• [Given problem] Turn every line of the entries below into a Markdown table with two columns, Row and Text, giving each line its number. Skip blank lines and leave out the pictures.

• [Material shown]
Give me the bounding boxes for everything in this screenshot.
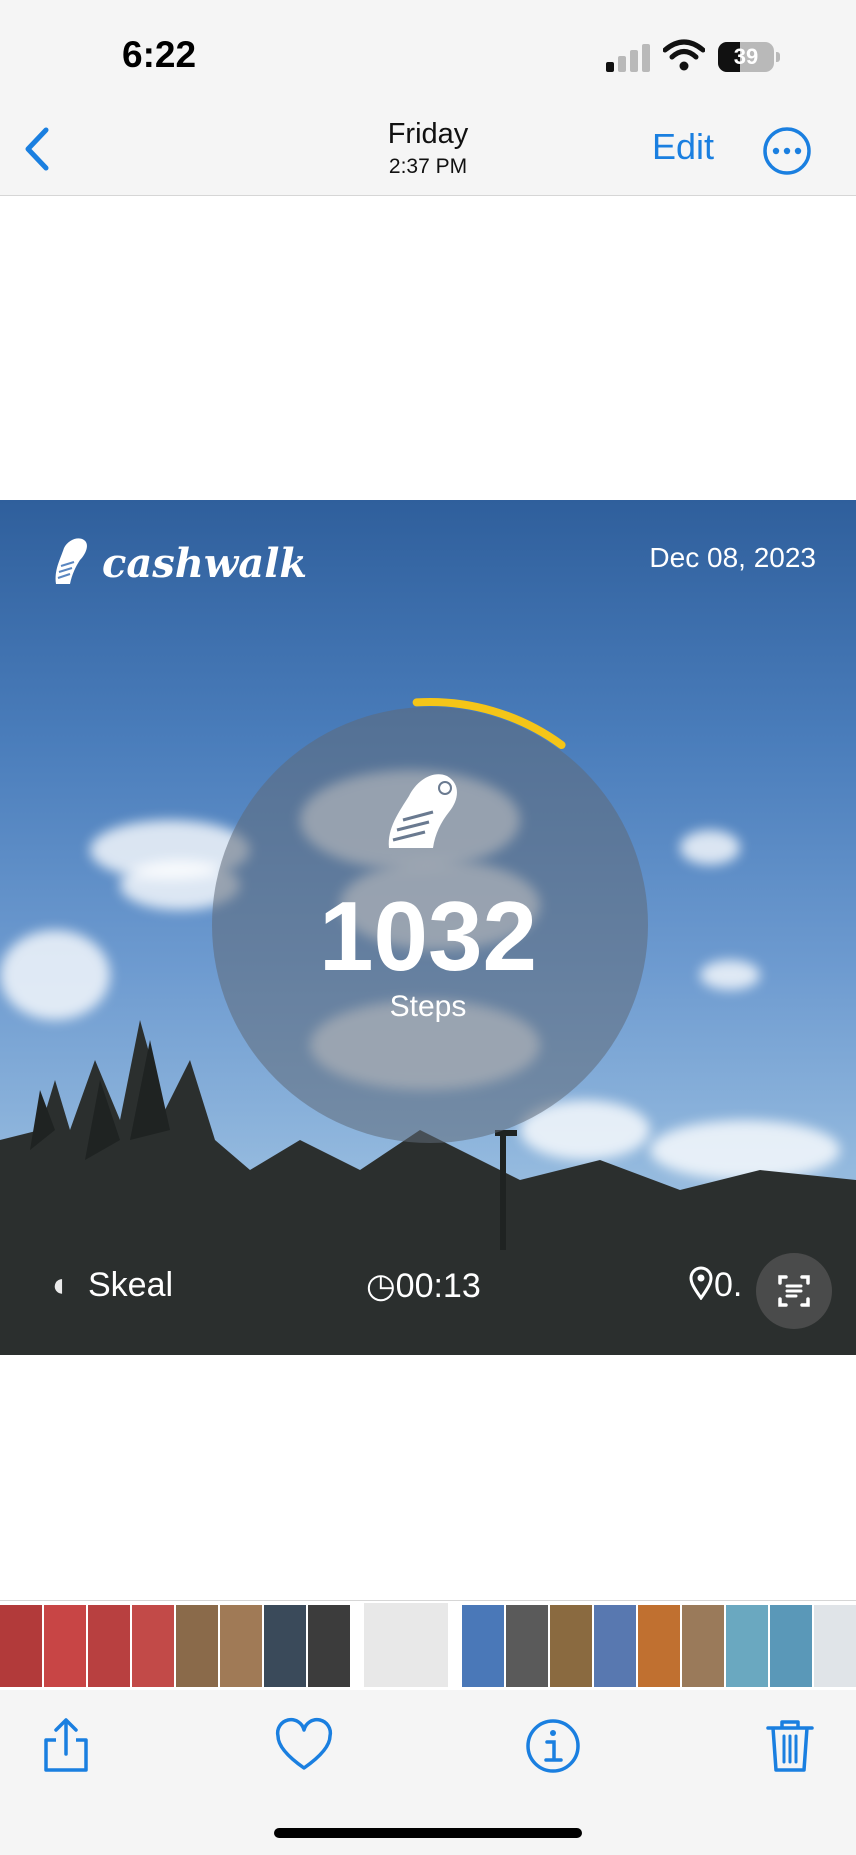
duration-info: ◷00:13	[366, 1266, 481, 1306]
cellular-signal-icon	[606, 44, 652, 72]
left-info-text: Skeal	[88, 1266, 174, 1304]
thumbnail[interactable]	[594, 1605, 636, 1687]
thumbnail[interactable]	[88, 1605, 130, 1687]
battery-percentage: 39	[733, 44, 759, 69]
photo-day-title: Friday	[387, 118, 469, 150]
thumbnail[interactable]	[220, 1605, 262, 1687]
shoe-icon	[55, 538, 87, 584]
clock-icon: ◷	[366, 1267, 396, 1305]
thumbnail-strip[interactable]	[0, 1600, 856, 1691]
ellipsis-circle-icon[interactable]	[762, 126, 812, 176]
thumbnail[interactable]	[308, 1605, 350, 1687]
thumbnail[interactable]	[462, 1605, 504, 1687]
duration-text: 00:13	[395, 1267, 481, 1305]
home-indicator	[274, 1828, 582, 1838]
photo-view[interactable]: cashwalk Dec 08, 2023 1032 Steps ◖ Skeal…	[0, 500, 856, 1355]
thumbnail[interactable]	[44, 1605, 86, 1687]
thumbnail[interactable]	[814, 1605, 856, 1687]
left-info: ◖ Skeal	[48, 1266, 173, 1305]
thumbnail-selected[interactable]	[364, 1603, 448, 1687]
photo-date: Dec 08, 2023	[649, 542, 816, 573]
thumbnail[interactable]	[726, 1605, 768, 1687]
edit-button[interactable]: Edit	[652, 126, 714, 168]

• [Output of the exercise]
| Row | Text |
|---|---|
| 1 | Give me the bounding boxes for everything in this screenshot. |
| 2 | duration-info: ◷00:13	[366, 1266, 481, 1306] |
| 3 | cellular-signal-icon	[606, 44, 652, 72] |
| 4 | left-info-text: Skeal	[88, 1266, 174, 1304] |
| 5 | thumbnail[interactable]	[594, 1605, 636, 1687] |
| 6 | thumbnail[interactable]	[88, 1605, 130, 1687] |
| 7 | battery-percentage: 39	[733, 44, 759, 69] |
| 8 | photo-day-title: Friday	[387, 118, 469, 150] |
| 9 | thumbnail[interactable]	[220, 1605, 262, 1687] |
| 10 | shoe-icon	[55, 538, 87, 584] |
| 11 | clock-icon: ◷	[366, 1267, 396, 1305] |
| 12 | thumbnail-strip[interactable]	[0, 1600, 856, 1691] |
| 13 | ellipsis-circle-icon[interactable]	[762, 126, 812, 176] |
| 14 | thumbnail[interactable]	[308, 1605, 350, 1687] |
| 15 | thumbnail[interactable]	[462, 1605, 504, 1687] |
| 16 | duration-text: 00:13	[395, 1267, 481, 1305] |
| 17 | home-indicator	[274, 1828, 582, 1838] |
| 18 | photo-view[interactable]: cashwalk Dec 08, 2023 1032 Steps ◖ Skeal…	[0, 500, 856, 1355] |
| 19 | thumbnail[interactable]	[44, 1605, 86, 1687] |
| 20 | thumbnail[interactable]	[814, 1605, 856, 1687] |
| 21 | left-info: ◖ Skeal	[48, 1266, 173, 1305] |
| 22 | thumbnail-selected[interactable]	[364, 1603, 448, 1687] |
| 23 | photo-date: Dec 08, 2023	[649, 542, 816, 573] |
| 24 | thumbnail[interactable]	[726, 1605, 768, 1687] |
| 25 | edit-button[interactable]: Edit	[652, 126, 714, 168] |